### Figure contents as structured data
══════════

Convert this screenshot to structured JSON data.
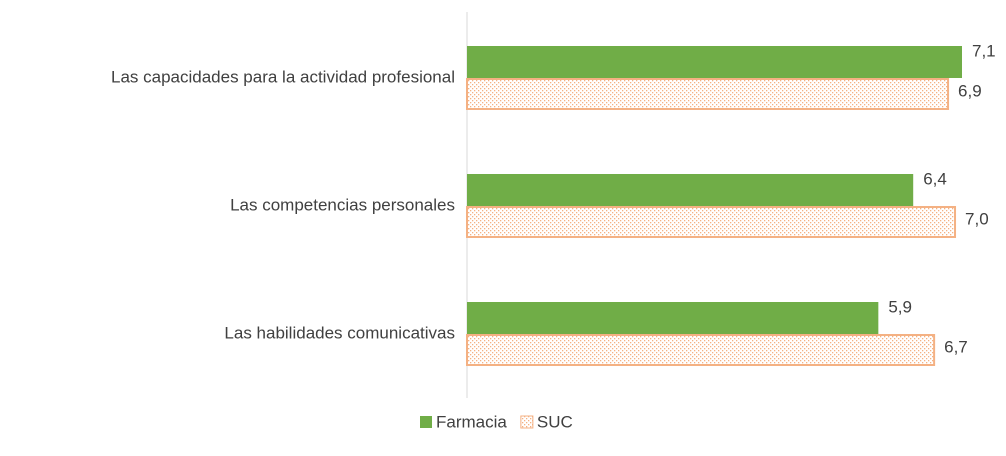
{
  "chart_data": {
    "type": "hbar",
    "categories": [
      "Las capacidades para la actividad profesional",
      "Las competencias personales",
      "Las habilidades comunicativas"
    ],
    "series": [
      {
        "name": "Farmacia",
        "color": "#70ad47",
        "values": [
          7.1,
          6.4,
          5.9
        ],
        "value_labels": [
          "7,1",
          "6,4",
          "5,9"
        ]
      },
      {
        "name": "SUC",
        "color": "#f4b183",
        "pattern": "dotted",
        "values": [
          6.9,
          7.0,
          6.7
        ],
        "value_labels": [
          "6,9",
          "7,0",
          "6,7"
        ]
      }
    ],
    "legend": "bottom"
  }
}
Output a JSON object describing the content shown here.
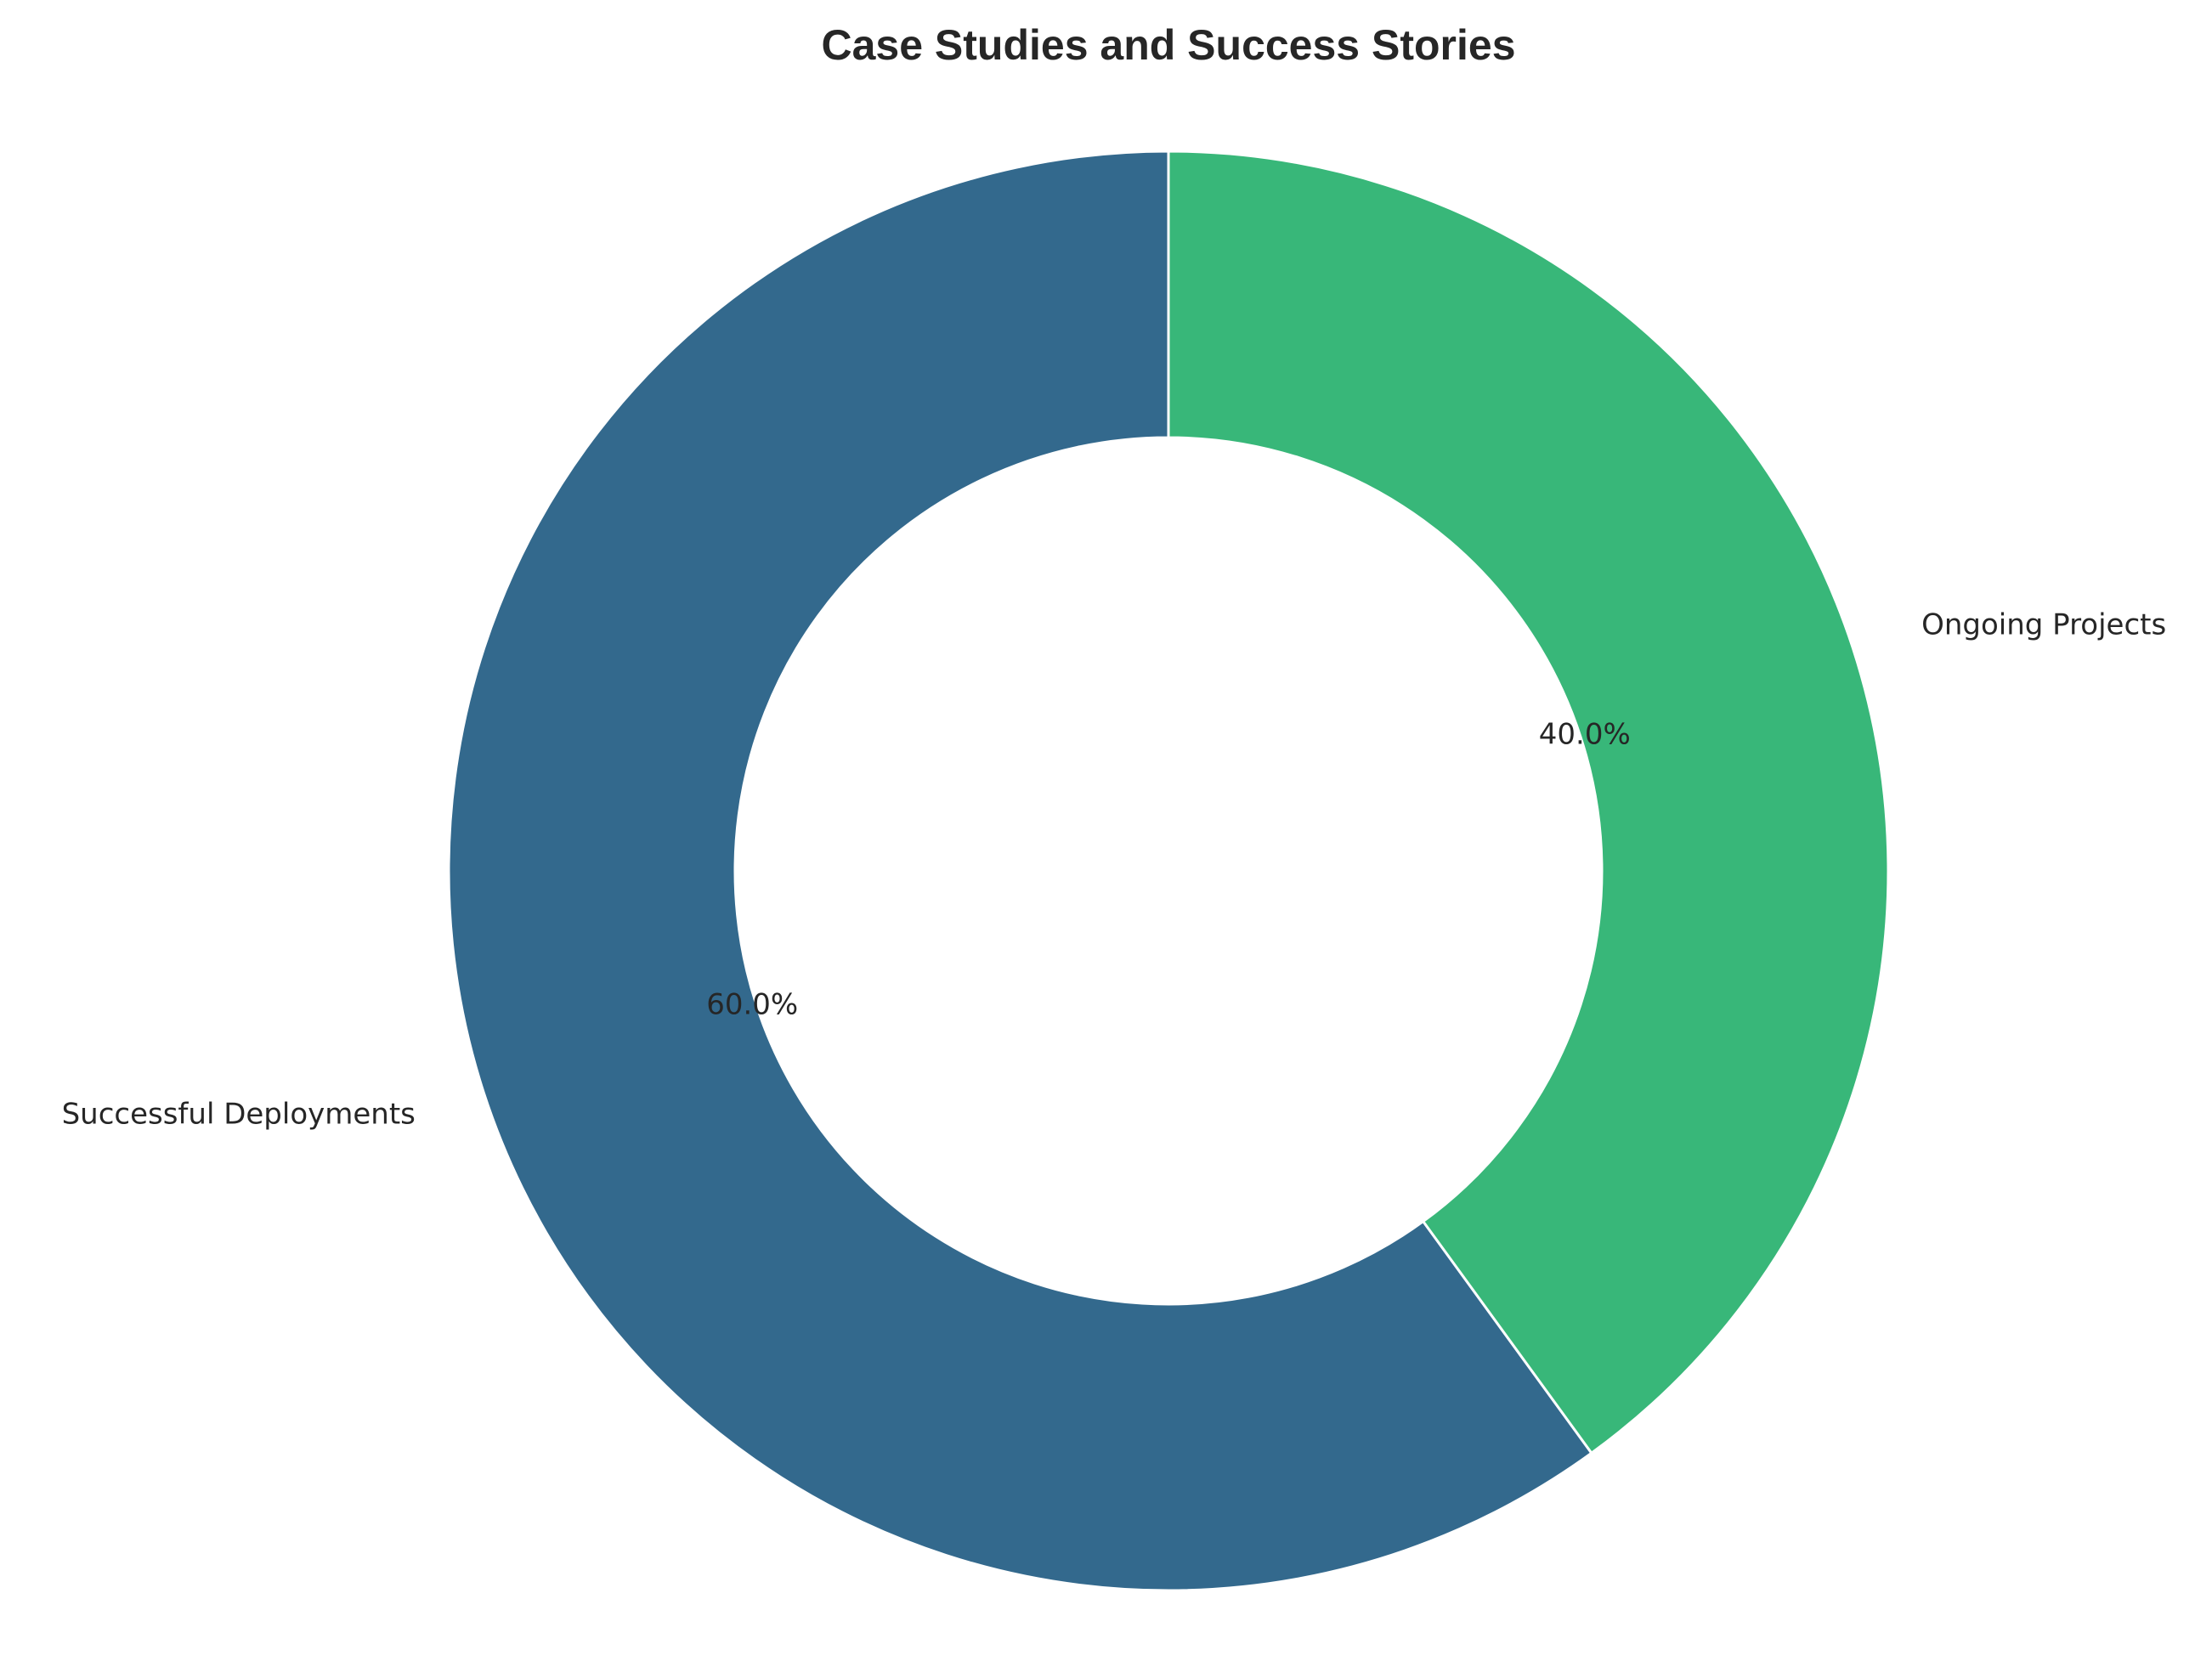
{
  "chart_data": {
    "type": "pie",
    "style": "donut",
    "title": "Case Studies and Success Stories",
    "categories": [
      "Successful Deployments",
      "Ongoing Projects"
    ],
    "values": [
      60.0,
      40.0
    ],
    "percent_labels": [
      "60.0%",
      "40.0%"
    ],
    "colors": [
      "#33698D",
      "#38B779"
    ],
    "edge_color": "#ffffff",
    "start_angle_deg": 90,
    "direction": "counterclockwise",
    "legend": "none"
  }
}
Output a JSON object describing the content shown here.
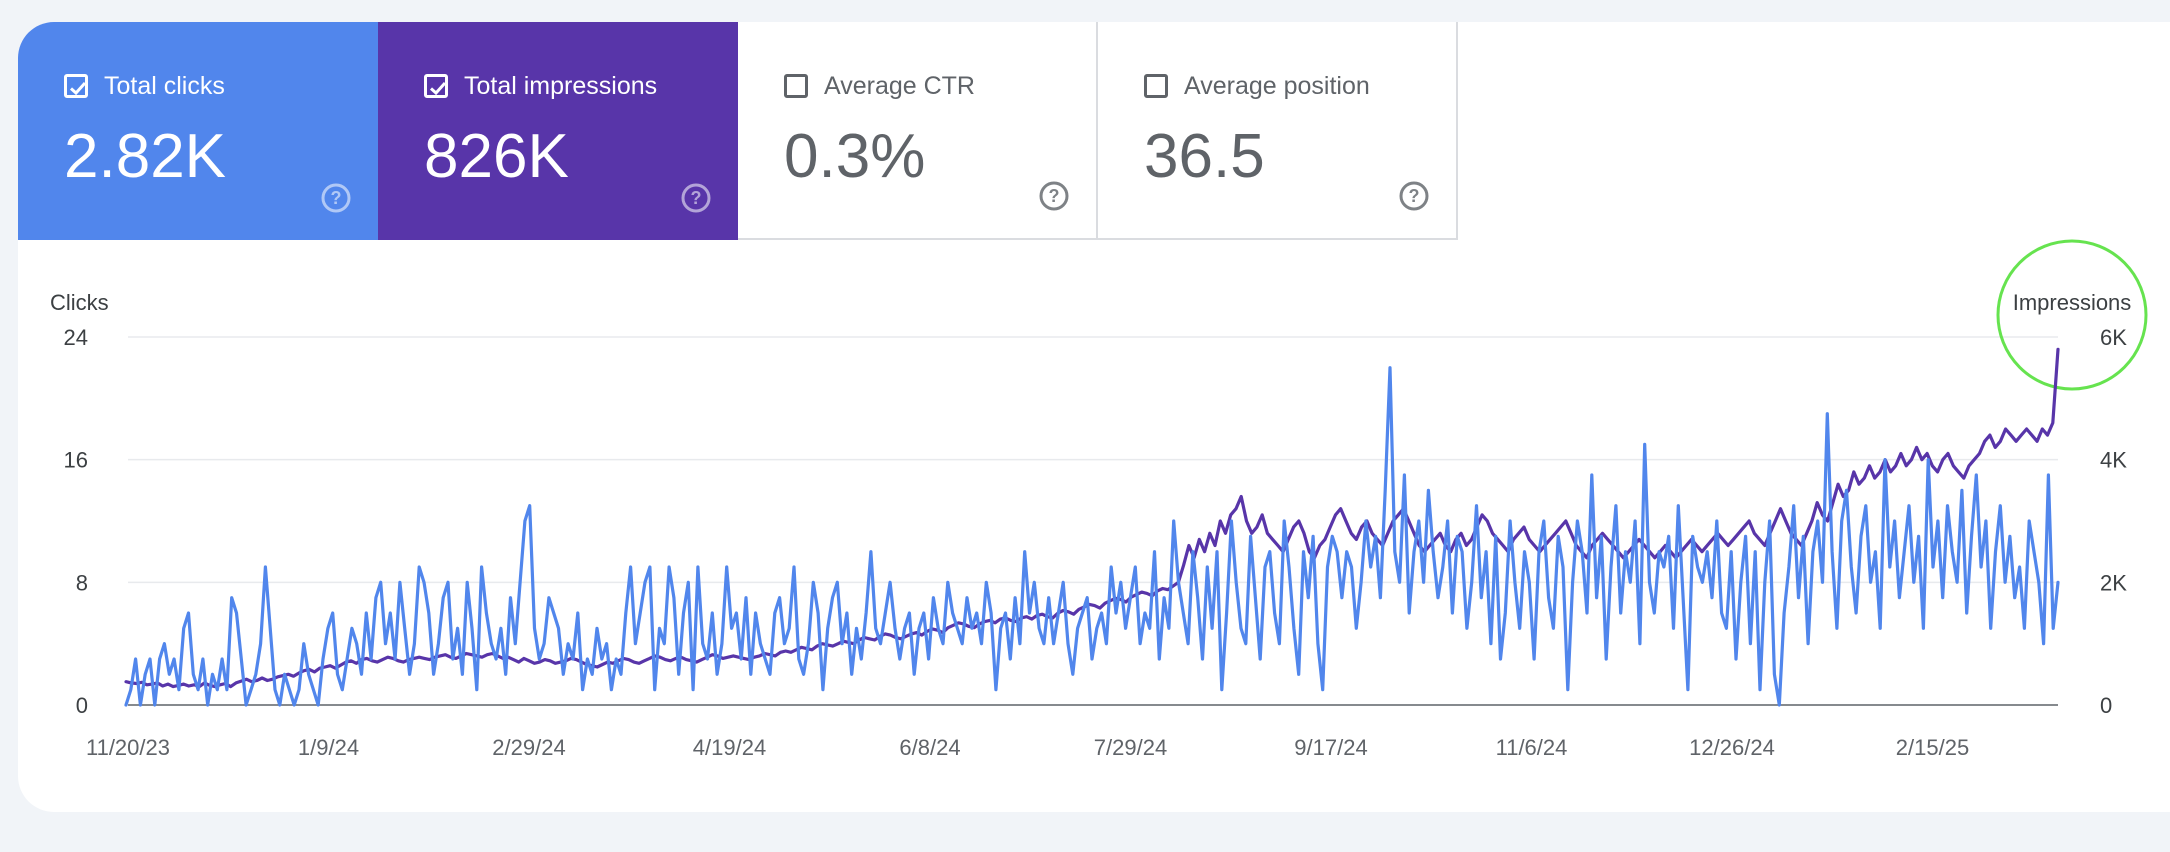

══════════

### The task
Each line of the data should be quoted exactly, with pictures left out.

### Response to the exercise
Convert this screenshot to structured JSON data.
{
  "chart_data": {
    "type": "hbar",
    "categories": [
      "Las capacidades para la actividad profesional",
      "Las competencias personales",
      "Las habilidades comunicativas"
    ],
    "series": [
      {
        "name": "Farmacia",
        "color": "#70ad47",
        "values": [
          7.1,
          6.4,
          5.9
        ],
        "value_labels": [
          "7,1",
          "6,4",
          "5,9"
        ]
      },
      {
        "name": "SUC",
        "color": "#f4b183",
        "pattern": "dotted",
        "values": [
          6.9,
          7.0,
          6.7
        ],
        "value_labels": [
          "6,9",
          "7,0",
          "6,7"
        ]
      }
    ],
    "legend": "bottom"
  }
}
Output a JSON object describing the content shown here.
{
  "chart_data": {
    "type": "pie",
    "style": "donut",
    "title": "Case Studies and Success Stories",
    "categories": [
      "Successful Deployments",
      "Ongoing Projects"
    ],
    "values": [
      60.0,
      40.0
    ],
    "percent_labels": [
      "60.0%",
      "40.0%"
    ],
    "colors": [
      "#33698D",
      "#38B779"
    ],
    "edge_color": "#ffffff",
    "start_angle_deg": 90,
    "direction": "counterclockwise",
    "legend": "none"
  }
}
Output a JSON object describing the content shown here.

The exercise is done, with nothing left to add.